**Task inputs**.
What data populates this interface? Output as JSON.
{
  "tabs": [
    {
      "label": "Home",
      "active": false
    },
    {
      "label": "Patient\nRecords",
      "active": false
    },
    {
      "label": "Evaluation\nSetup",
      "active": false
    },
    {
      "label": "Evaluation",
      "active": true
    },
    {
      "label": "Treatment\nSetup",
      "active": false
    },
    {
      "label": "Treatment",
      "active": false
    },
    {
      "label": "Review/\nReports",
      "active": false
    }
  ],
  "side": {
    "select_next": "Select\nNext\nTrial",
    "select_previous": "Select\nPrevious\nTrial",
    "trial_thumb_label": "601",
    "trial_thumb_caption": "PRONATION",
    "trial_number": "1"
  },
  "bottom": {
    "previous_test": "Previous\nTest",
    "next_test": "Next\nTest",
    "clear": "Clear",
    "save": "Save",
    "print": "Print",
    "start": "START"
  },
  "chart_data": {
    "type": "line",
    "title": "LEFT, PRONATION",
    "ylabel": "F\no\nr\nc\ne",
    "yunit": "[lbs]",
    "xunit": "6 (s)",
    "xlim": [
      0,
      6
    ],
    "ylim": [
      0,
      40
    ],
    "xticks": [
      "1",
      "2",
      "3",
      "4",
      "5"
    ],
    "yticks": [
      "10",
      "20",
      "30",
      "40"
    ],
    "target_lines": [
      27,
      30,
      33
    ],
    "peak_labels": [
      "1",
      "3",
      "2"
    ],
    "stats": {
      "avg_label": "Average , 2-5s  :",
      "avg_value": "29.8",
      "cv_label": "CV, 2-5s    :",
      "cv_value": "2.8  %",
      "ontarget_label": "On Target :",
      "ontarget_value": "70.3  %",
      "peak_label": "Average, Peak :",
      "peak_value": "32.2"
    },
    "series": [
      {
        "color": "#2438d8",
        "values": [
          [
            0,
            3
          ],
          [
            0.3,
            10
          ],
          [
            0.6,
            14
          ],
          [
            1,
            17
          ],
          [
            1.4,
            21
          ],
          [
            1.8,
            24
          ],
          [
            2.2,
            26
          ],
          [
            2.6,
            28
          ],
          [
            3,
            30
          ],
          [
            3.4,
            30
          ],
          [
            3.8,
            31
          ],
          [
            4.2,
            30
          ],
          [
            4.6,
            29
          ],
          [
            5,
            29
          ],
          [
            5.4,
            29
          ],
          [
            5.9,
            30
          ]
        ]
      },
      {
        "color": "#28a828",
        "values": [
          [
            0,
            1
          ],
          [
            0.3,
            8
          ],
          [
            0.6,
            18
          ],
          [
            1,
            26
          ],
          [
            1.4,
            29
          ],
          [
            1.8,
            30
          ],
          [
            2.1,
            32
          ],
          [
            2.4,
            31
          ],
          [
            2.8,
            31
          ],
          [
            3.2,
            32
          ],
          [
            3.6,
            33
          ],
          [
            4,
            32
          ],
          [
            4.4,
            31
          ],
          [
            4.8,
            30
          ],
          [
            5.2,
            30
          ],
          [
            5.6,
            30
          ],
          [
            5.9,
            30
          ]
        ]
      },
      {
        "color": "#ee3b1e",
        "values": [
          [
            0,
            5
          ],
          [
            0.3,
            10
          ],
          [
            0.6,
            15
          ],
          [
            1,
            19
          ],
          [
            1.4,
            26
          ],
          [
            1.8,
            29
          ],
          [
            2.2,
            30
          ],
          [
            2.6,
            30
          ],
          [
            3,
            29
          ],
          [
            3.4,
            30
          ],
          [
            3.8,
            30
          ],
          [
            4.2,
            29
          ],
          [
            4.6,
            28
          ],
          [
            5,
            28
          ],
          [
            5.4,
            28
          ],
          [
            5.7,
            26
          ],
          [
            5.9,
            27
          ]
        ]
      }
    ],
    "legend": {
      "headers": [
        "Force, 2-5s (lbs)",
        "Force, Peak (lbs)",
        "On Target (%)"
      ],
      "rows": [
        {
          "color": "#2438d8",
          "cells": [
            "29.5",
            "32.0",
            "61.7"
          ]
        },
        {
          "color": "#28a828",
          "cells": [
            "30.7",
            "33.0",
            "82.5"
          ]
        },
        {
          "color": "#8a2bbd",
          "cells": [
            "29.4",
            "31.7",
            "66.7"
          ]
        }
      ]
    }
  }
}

**Instructions to follow**. Write the entire listing out again, word for word.

**Answer**.
What data populates this interface? Output as JSON.
{
  "tabs": [
    {
      "label": "Home",
      "active": false
    },
    {
      "label": "Patient\nRecords",
      "active": false
    },
    {
      "label": "Evaluation\nSetup",
      "active": false
    },
    {
      "label": "Evaluation",
      "active": true
    },
    {
      "label": "Treatment\nSetup",
      "active": false
    },
    {
      "label": "Treatment",
      "active": false
    },
    {
      "label": "Review/\nReports",
      "active": false
    }
  ],
  "side": {
    "select_next": "Select\nNext\nTrial",
    "select_previous": "Select\nPrevious\nTrial",
    "trial_thumb_label": "601",
    "trial_thumb_caption": "PRONATION",
    "trial_number": "1"
  },
  "bottom": {
    "previous_test": "Previous\nTest",
    "next_test": "Next\nTest",
    "clear": "Clear",
    "save": "Save",
    "print": "Print",
    "start": "START"
  },
  "chart_data": {
    "type": "line",
    "title": "LEFT, PRONATION",
    "ylabel": "F\no\nr\nc\ne",
    "yunit": "[lbs]",
    "xunit": "6 (s)",
    "xlim": [
      0,
      6
    ],
    "ylim": [
      0,
      40
    ],
    "xticks": [
      "1",
      "2",
      "3",
      "4",
      "5"
    ],
    "yticks": [
      "10",
      "20",
      "30",
      "40"
    ],
    "target_lines": [
      27,
      30,
      33
    ],
    "peak_labels": [
      "1",
      "3",
      "2"
    ],
    "stats": {
      "avg_label": "Average , 2-5s  :",
      "avg_value": "29.8",
      "cv_label": "CV, 2-5s    :",
      "cv_value": "2.8  %",
      "ontarget_label": "On Target :",
      "ontarget_value": "70.3  %",
      "peak_label": "Average, Peak :",
      "peak_value": "32.2"
    },
    "series": [
      {
        "color": "#2438d8",
        "values": [
          [
            0,
            3
          ],
          [
            0.3,
            10
          ],
          [
            0.6,
            14
          ],
          [
            1,
            17
          ],
          [
            1.4,
            21
          ],
          [
            1.8,
            24
          ],
          [
            2.2,
            26
          ],
          [
            2.6,
            28
          ],
          [
            3,
            30
          ],
          [
            3.4,
            30
          ],
          [
            3.8,
            31
          ],
          [
            4.2,
            30
          ],
          [
            4.6,
            29
          ],
          [
            5,
            29
          ],
          [
            5.4,
            29
          ],
          [
            5.9,
            30
          ]
        ]
      },
      {
        "color": "#28a828",
        "values": [
          [
            0,
            1
          ],
          [
            0.3,
            8
          ],
          [
            0.6,
            18
          ],
          [
            1,
            26
          ],
          [
            1.4,
            29
          ],
          [
            1.8,
            30
          ],
          [
            2.1,
            32
          ],
          [
            2.4,
            31
          ],
          [
            2.8,
            31
          ],
          [
            3.2,
            32
          ],
          [
            3.6,
            33
          ],
          [
            4,
            32
          ],
          [
            4.4,
            31
          ],
          [
            4.8,
            30
          ],
          [
            5.2,
            30
          ],
          [
            5.6,
            30
          ],
          [
            5.9,
            30
          ]
        ]
      },
      {
        "color": "#ee3b1e",
        "values": [
          [
            0,
            5
          ],
          [
            0.3,
            10
          ],
          [
            0.6,
            15
          ],
          [
            1,
            19
          ],
          [
            1.4,
            26
          ],
          [
            1.8,
            29
          ],
          [
            2.2,
            30
          ],
          [
            2.6,
            30
          ],
          [
            3,
            29
          ],
          [
            3.4,
            30
          ],
          [
            3.8,
            30
          ],
          [
            4.2,
            29
          ],
          [
            4.6,
            28
          ],
          [
            5,
            28
          ],
          [
            5.4,
            28
          ],
          [
            5.7,
            26
          ],
          [
            5.9,
            27
          ]
        ]
      }
    ],
    "legend": {
      "headers": [
        "Force, 2-5s (lbs)",
        "Force, Peak (lbs)",
        "On Target (%)"
      ],
      "rows": [
        {
          "color": "#2438d8",
          "cells": [
            "29.5",
            "32.0",
            "61.7"
          ]
        },
        {
          "color": "#28a828",
          "cells": [
            "30.7",
            "33.0",
            "82.5"
          ]
        },
        {
          "color": "#8a2bbd",
          "cells": [
            "29.4",
            "31.7",
            "66.7"
          ]
        }
      ]
    }
  }
}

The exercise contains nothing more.